- Exercise
Write out every entry exactly as given, but omit the pictures.

--- start ---

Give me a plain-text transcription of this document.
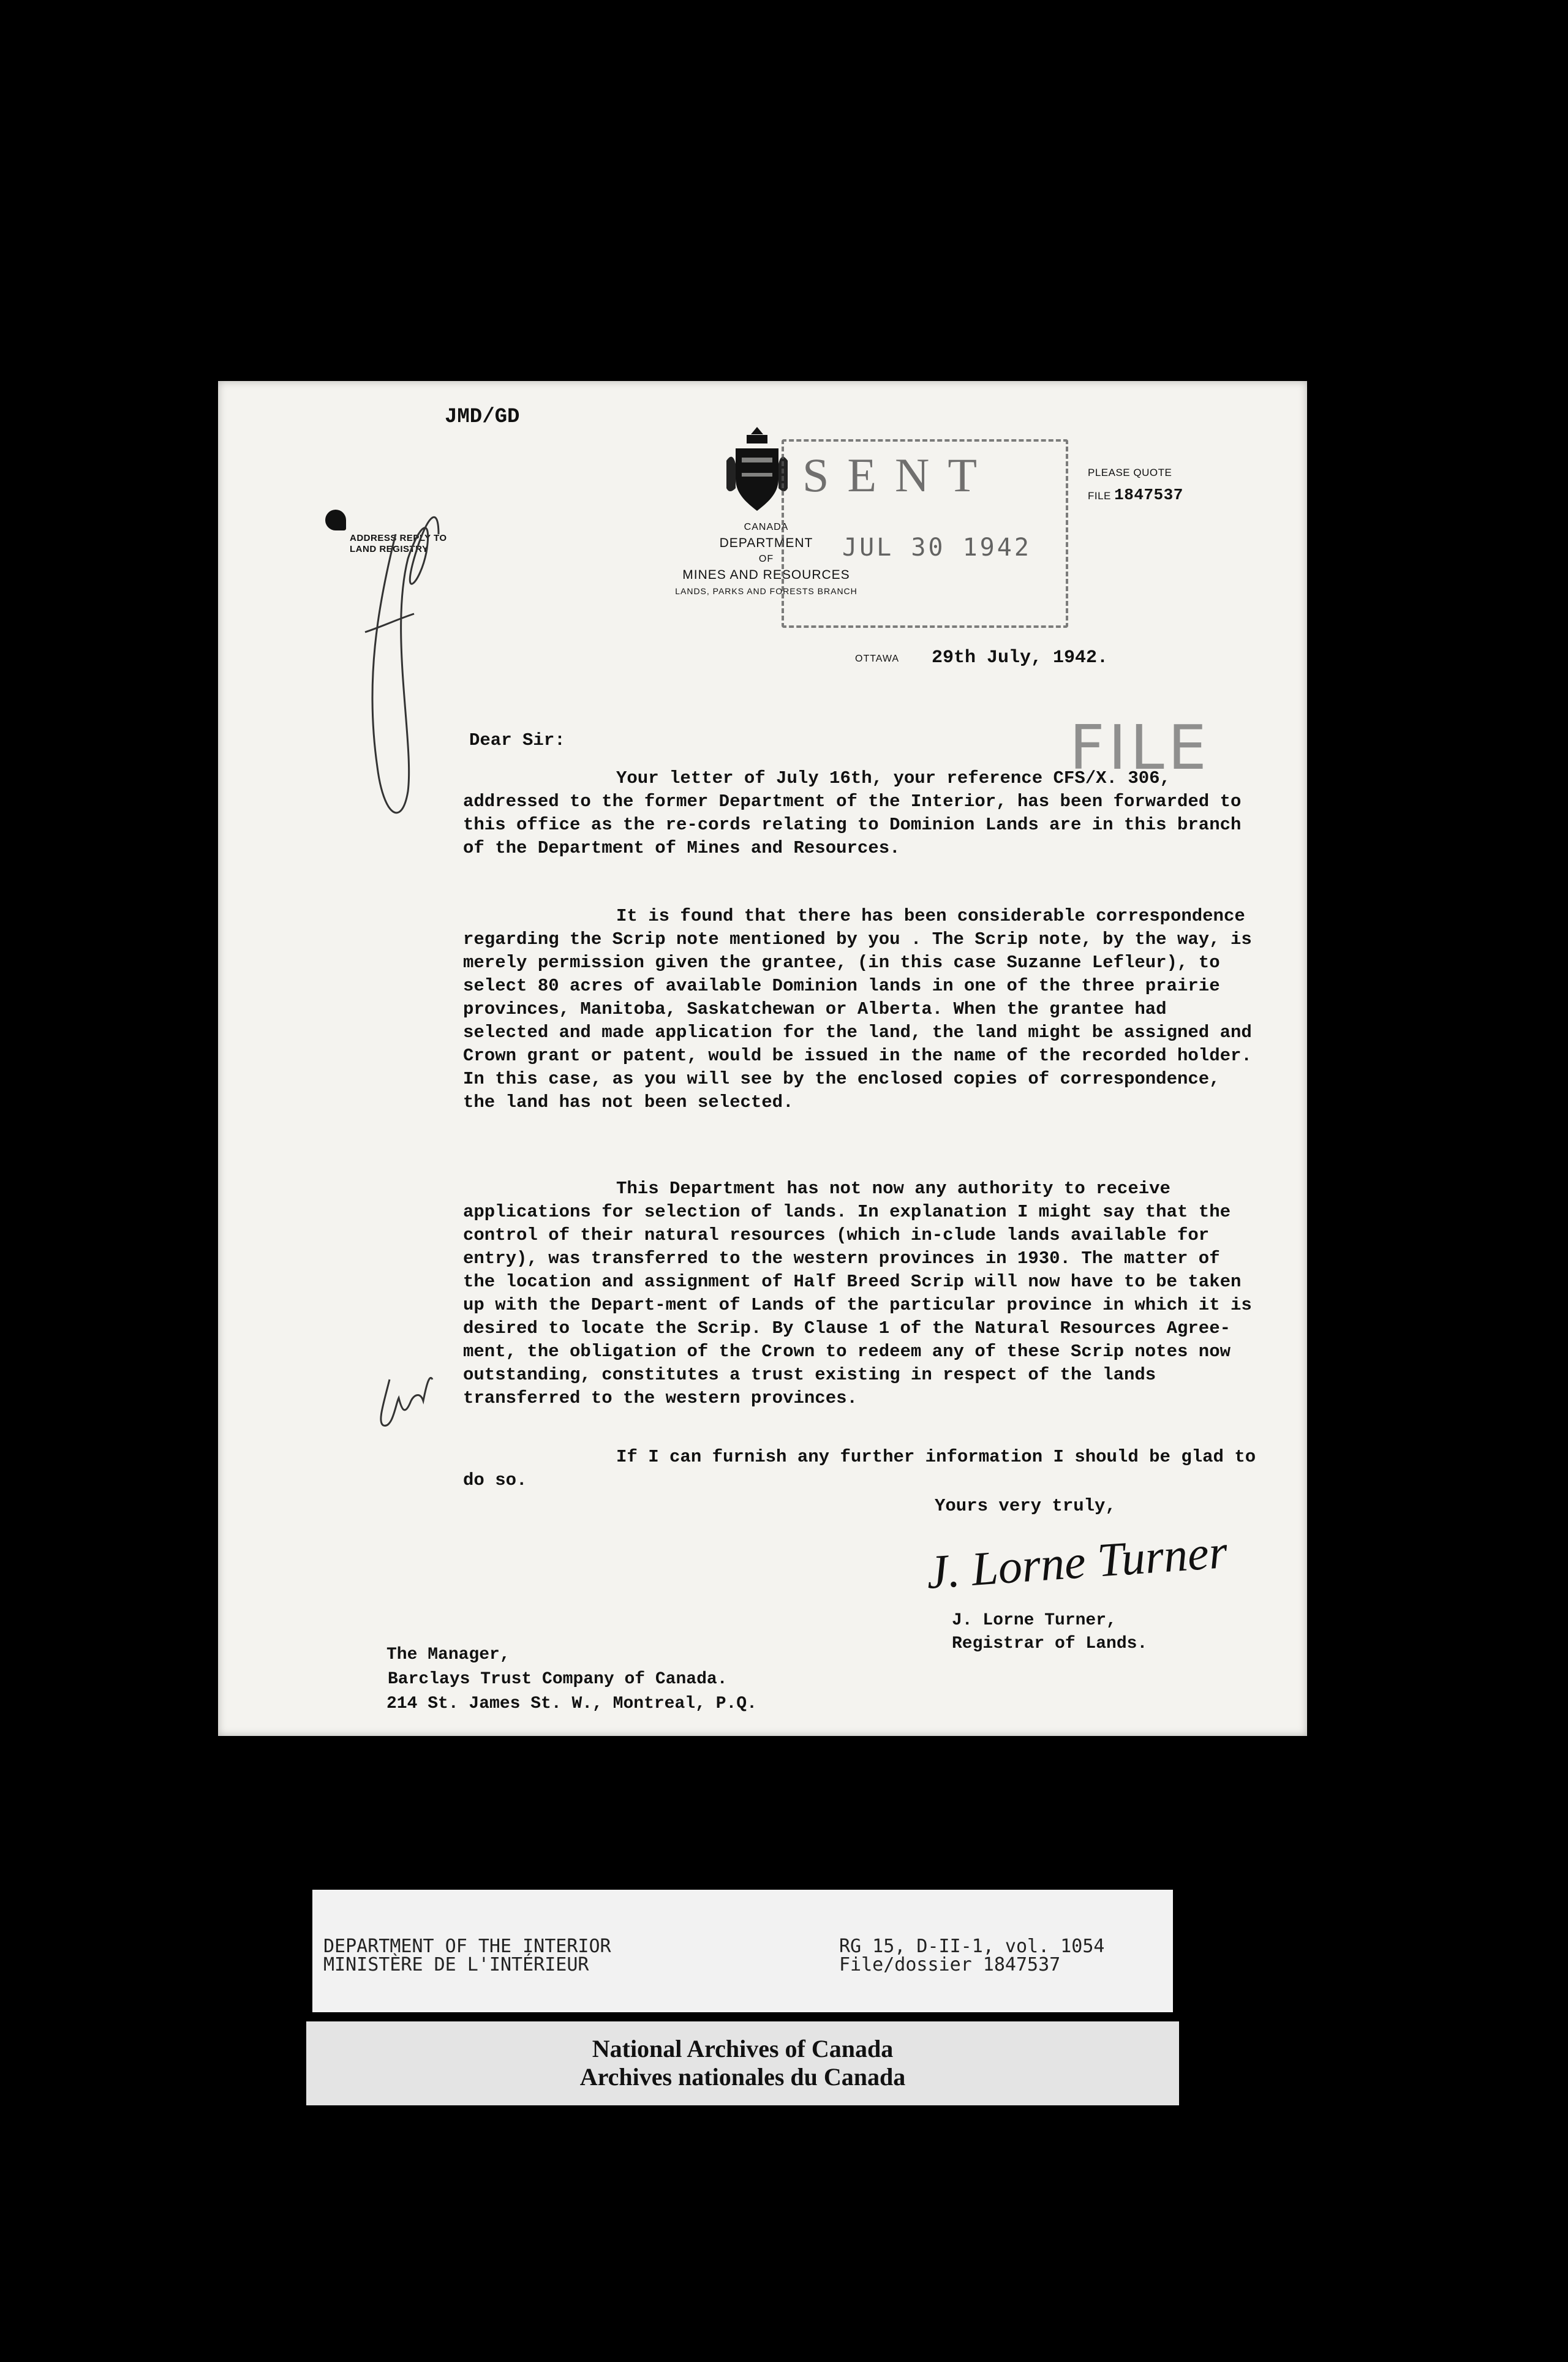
JMD/GD
ADDRESS REPLY TO
LAND REGISTRY
CANADA
DEPARTMENT
OF
MINES AND RESOURCES
LANDS, PARKS AND FORESTS BRANCH
SENT
JUL 30 1942
PLEASE QUOTE
FILE 1847537
OTTAWA 29th July, 1942.
FILE
Dear Sir:

Your letter of July 16th, your reference CFS/X. 306, addressed to the former Department of the Interior, has been forwarded to this office as the re-cords relating to Dominion Lands are in this branch of the Department of Mines and Resources.

It is found that there has been considerable correspondence regarding the Scrip note mentioned by you . The Scrip note, by the way, is merely permission given the grantee, (in this case Suzanne Lefleur), to select 80 acres of available Dominion lands in one of the three prairie provinces, Manitoba, Saskatchewan or Alberta. When the grantee had selected and made application for the land, the land might be assigned and Crown grant or patent, would be issued in the name of the recorded holder. In this case, as you will see by the enclosed copies of correspondence, the land has not been selected.

This Department has not now any authority to receive applications for selection of lands. In explanation I might say that the control of their natural resources (which in-clude lands available for entry), was transferred to the western provinces in 1930. The matter of the location and assignment of Half Breed Scrip will now have to be taken up with the Depart-ment of Lands of the particular province in which it is desired to locate the Scrip. By Clause 1 of the Natural Resources Agree-ment, the obligation of the Crown to redeem any of these Scrip notes now outstanding, constitutes a trust existing in respect of the lands transferred to the western provinces.

If I can furnish any further information I should be glad to do so.

Yours very truly,
J. Lorne Turner
J. Lorne Turner,
Registrar of Lands.
The Manager,
Barclays Trust Company of Canada.
214 St. James St. W., Montreal, P.Q.
DEPARTMENT OF THE INTERIOR
MINISTÈRE DE L'INTÉRIEUR
RG 15, D-II-1, vol. 1054
File/dossier 1847537
National Archives of Canada
Archives nationales du Canada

--- end ---

- Output
Give me a plain-text transcription of this document.
JMD/GD
ADDRESS REPLY TO
LAND REGISTRY
CANADA
DEPARTMENT
OF
MINES AND RESOURCES
LANDS, PARKS AND FORESTS BRANCH
SENT
JUL 30 1942
PLEASE QUOTE
FILE 1847537
OTTAWA 29th July, 1942.
FILE
Dear Sir:

Your letter of July 16th, your reference CFS/X. 306, addressed to the former Department of the Interior, has been forwarded to this office as the re-cords relating to Dominion Lands are in this branch of the Department of Mines and Resources.

It is found that there has been considerable correspondence regarding the Scrip note mentioned by you . The Scrip note, by the way, is merely permission given the grantee, (in this case Suzanne Lefleur), to select 80 acres of available Dominion lands in one of the three prairie provinces, Manitoba, Saskatchewan or Alberta. When the grantee had selected and made application for the land, the land might be assigned and Crown grant or patent, would be issued in the name of the recorded holder. In this case, as you will see by the enclosed copies of correspondence, the land has not been selected.

This Department has not now any authority to receive applications for selection of lands. In explanation I might say that the control of their natural resources (which in-clude lands available for entry), was transferred to the western provinces in 1930. The matter of the location and assignment of Half Breed Scrip will now have to be taken up with the Depart-ment of Lands of the particular province in which it is desired to locate the Scrip. By Clause 1 of the Natural Resources Agree-ment, the obligation of the Crown to redeem any of these Scrip notes now outstanding, constitutes a trust existing in respect of the lands transferred to the western provinces.

If I can furnish any further information I should be glad to do so.

Yours very truly,
J. Lorne Turner
J. Lorne Turner,
Registrar of Lands.
The Manager,
Barclays Trust Company of Canada.
214 St. James St. W., Montreal, P.Q.
DEPARTMENT OF THE INTERIOR
MINISTÈRE DE L'INTÉRIEUR
RG 15, D-II-1, vol. 1054
File/dossier 1847537
National Archives of Canada
Archives nationales du Canada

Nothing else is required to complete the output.